WRITTEN PROBLEM: For the material that follows, list every line containing the word "由学生本人及家长负责".

RECORDED INFORMATION:
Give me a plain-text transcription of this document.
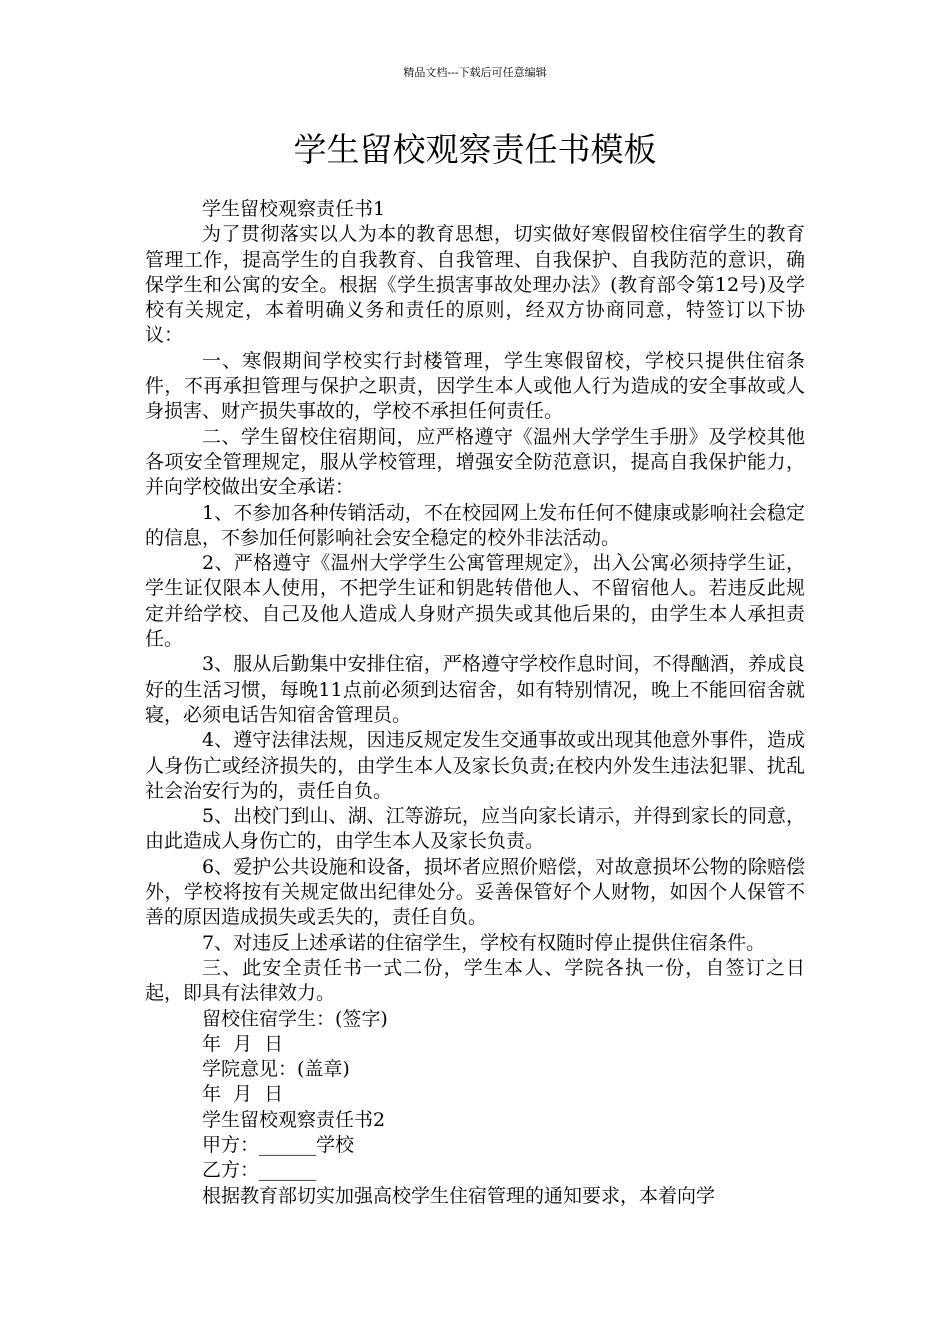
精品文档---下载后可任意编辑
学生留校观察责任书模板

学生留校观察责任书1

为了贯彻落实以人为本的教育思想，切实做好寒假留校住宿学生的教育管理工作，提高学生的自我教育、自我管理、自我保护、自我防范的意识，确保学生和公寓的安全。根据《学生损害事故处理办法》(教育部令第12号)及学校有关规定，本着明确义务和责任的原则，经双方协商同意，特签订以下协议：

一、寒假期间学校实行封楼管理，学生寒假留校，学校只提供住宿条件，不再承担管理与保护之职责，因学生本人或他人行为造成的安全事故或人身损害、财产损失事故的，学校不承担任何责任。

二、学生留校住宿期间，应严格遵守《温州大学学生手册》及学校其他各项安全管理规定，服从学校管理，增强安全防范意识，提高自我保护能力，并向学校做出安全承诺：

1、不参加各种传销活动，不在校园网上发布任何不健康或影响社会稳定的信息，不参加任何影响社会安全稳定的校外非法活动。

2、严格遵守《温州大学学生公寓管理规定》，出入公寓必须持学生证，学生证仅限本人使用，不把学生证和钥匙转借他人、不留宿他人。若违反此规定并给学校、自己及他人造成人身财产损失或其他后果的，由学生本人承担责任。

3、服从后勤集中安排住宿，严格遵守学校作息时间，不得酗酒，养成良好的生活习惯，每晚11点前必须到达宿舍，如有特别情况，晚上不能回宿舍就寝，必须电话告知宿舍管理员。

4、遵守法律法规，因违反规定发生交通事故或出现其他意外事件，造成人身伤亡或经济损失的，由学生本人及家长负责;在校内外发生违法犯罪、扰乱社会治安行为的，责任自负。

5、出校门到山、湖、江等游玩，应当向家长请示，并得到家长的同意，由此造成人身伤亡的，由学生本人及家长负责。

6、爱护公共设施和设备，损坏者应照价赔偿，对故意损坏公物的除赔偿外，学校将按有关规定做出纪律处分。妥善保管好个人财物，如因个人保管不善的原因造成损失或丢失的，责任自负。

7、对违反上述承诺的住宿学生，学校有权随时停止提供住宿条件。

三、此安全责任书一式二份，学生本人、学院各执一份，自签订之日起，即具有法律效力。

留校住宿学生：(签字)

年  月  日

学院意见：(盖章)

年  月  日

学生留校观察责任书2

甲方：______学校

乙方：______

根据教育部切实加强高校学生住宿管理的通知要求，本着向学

TASK SOLUTION:
4、遵守法律法规，因违反规定发生交通事故或出现其他意外事件，造成人身伤亡或经济损失的，由学生本人及家长负责;在校内外发生违法犯罪、扰乱社会治安行为的，责任自负。
5、出校门到山、湖、江等游玩，应当向家长请示，并得到家长的同意，由此造成人身伤亡的，由学生本人及家长负责。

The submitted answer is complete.